What you will do → Print all the entries verbatim.

(Dataset records)
■ ■ ■ ■ ■
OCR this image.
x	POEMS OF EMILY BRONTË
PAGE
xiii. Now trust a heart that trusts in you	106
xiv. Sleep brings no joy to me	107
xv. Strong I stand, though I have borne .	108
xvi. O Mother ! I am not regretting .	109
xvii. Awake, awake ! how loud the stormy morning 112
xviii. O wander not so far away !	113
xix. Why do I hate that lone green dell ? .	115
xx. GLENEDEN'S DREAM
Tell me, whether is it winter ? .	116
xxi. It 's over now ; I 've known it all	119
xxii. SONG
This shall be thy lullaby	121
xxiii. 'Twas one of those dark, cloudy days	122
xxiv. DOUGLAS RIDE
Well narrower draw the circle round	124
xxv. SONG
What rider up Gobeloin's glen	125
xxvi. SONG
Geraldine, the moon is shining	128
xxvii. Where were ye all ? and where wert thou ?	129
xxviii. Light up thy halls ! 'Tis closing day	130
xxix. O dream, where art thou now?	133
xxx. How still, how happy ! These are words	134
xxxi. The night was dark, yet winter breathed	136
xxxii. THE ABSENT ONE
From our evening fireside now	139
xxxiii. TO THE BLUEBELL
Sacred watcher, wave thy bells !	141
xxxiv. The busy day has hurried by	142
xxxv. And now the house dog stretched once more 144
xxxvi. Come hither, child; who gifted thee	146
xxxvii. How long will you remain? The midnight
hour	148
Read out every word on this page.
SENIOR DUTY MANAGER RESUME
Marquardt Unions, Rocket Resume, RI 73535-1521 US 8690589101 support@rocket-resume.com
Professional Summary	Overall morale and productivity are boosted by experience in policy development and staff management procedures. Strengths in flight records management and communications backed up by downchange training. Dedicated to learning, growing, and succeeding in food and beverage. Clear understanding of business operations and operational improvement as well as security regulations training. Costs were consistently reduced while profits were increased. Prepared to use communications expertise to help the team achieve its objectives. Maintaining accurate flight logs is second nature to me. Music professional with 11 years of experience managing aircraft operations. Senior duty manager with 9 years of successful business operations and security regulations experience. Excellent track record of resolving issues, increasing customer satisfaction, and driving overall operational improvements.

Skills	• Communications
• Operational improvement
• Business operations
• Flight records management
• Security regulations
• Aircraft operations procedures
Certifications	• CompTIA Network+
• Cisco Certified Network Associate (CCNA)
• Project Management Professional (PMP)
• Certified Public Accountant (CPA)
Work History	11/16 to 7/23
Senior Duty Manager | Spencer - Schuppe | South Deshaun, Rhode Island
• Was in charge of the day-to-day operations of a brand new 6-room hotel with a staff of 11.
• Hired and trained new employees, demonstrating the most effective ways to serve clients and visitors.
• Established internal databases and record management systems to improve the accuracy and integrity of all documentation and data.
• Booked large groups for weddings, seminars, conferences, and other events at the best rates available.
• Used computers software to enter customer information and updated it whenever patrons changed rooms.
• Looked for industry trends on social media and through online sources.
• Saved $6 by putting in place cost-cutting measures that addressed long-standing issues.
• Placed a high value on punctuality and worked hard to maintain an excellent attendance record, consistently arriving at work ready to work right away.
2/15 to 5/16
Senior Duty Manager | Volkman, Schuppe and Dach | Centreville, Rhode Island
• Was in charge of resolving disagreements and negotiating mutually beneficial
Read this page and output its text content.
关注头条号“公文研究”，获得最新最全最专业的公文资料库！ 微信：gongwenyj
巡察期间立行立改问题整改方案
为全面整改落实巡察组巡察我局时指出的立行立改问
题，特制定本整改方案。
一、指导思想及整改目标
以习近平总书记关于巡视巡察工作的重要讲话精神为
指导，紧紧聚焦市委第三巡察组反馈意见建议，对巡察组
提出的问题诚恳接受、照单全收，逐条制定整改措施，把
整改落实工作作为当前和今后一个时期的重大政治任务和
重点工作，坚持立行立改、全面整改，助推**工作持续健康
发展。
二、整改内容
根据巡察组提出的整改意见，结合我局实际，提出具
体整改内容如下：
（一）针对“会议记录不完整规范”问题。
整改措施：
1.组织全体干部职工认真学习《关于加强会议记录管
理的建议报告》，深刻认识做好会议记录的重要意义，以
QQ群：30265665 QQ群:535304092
■ ■ ■ ■ ■
Output →
OCR this image.
x	POEMS OF EMILY BRONTË
PAGE
xiii. Now trust a heart that trusts in you	106
xiv. Sleep brings no joy to me	107
xv. Strong I stand, though I have borne .	108
xvi. O Mother ! I am not regretting .	109
xvii. Awake, awake ! how loud the stormy morning 112
xviii. O wander not so far away !	113
xix. Why do I hate that lone green dell ? .	115
xx. GLENEDEN'S DREAM
Tell me, whether is it winter ? .	116
xxi. It 's over now ; I 've known it all	119
xxii. SONG
This shall be thy lullaby	121
xxiii. 'Twas one of those dark, cloudy days	122
xxiv. DOUGLAS RIDE
Well narrower draw the circle round	124
xxv. SONG
What rider up Gobeloin's glen	125
xxvi. SONG
Geraldine, the moon is shining	128
xxvii. Where were ye all ? and where wert thou ?	129
xxviii. Light up thy halls ! 'Tis closing day	130
xxix. O dream, where art thou now?	133
xxx. How still, how happy ! These are words	134
xxxi. The night was dark, yet winter breathed	136
xxxii. THE ABSENT ONE
From our evening fireside now	139
xxxiii. TO THE BLUEBELL
Sacred watcher, wave thy bells !	141
xxxiv. The busy day has hurried by	142
xxxv. And now the house dog stretched once more 144
xxxvi. Come hither, child; who gifted thee	146
xxxvii. How long will you remain? The midnight
hour	148
Read out every word on this page.
SENIOR DUTY MANAGER RESUME
Marquardt Unions, Rocket Resume, RI 73535-1521 US 8690589101 support@rocket-resume.com
Professional Summary	Overall morale and productivity are boosted by experience in policy development and staff management procedures. Strengths in flight records management and communications backed up by downchange training. Dedicated to learning, growing, and succeeding in food and beverage. Clear understanding of business operations and operational improvement as well as security regulations training. Costs were consistently reduced while profits were increased. Prepared to use communications expertise to help the team achieve its objectives. Maintaining accurate flight logs is second nature to me. Music professional with 11 years of experience managing aircraft operations. Senior duty manager with 9 years of successful business operations and security regulations experience. Excellent track record of resolving issues, increasing customer satisfaction, and driving overall operational improvements.

Skills	• Communications
• Operational improvement
• Business operations
• Flight records management
• Security regulations
• Aircraft operations procedures
Certifications	• CompTIA Network+
• Cisco Certified Network Associate (CCNA)
• Project Management Professional (PMP)
• Certified Public Accountant (CPA)
Work History	11/16 to 7/23
Senior Duty Manager | Spencer - Schuppe | South Deshaun, Rhode Island
• Was in charge of the day-to-day operations of a brand new 6-room hotel with a staff of 11.
• Hired and trained new employees, demonstrating the most effective ways to serve clients and visitors.
• Established internal databases and record management systems to improve the accuracy and integrity of all documentation and data.
• Booked large groups for weddings, seminars, conferences, and other events at the best rates available.
• Used computers software to enter customer information and updated it whenever patrons changed rooms.
• Looked for industry trends on social media and through online sources.
• Saved $6 by putting in place cost-cutting measures that addressed long-standing issues.
• Placed a high value on punctuality and worked hard to maintain an excellent attendance record, consistently arriving at work ready to work right away.
2/15 to 5/16
Senior Duty Manager | Volkman, Schuppe and Dach | Centreville, Rhode Island
• Was in charge of resolving disagreements and negotiating mutually beneficial
Read this page and output its text content.
关注头条号“公文研究”，获得最新最全最专业的公文资料库！ 微信：gongwenyj
巡察期间立行立改问题整改方案
为全面整改落实巡察组巡察我局时指出的立行立改问
题，特制定本整改方案。
一、指导思想及整改目标
以习近平总书记关于巡视巡察工作的重要讲话精神为
指导，紧紧聚焦市委第三巡察组反馈意见建议，对巡察组
提出的问题诚恳接受、照单全收，逐条制定整改措施，把
整改落实工作作为当前和今后一个时期的重大政治任务和
重点工作，坚持立行立改、全面整改，助推**工作持续健康
发展。
二、整改内容
根据巡察组提出的整改意见，结合我局实际，提出具
体整改内容如下：
（一）针对“会议记录不完整规范”问题。
整改措施：
1.组织全体干部职工认真学习《关于加强会议记录管
理的建议报告》，深刻认识做好会议记录的重要意义，以
QQ群：30265665 QQ群:535304092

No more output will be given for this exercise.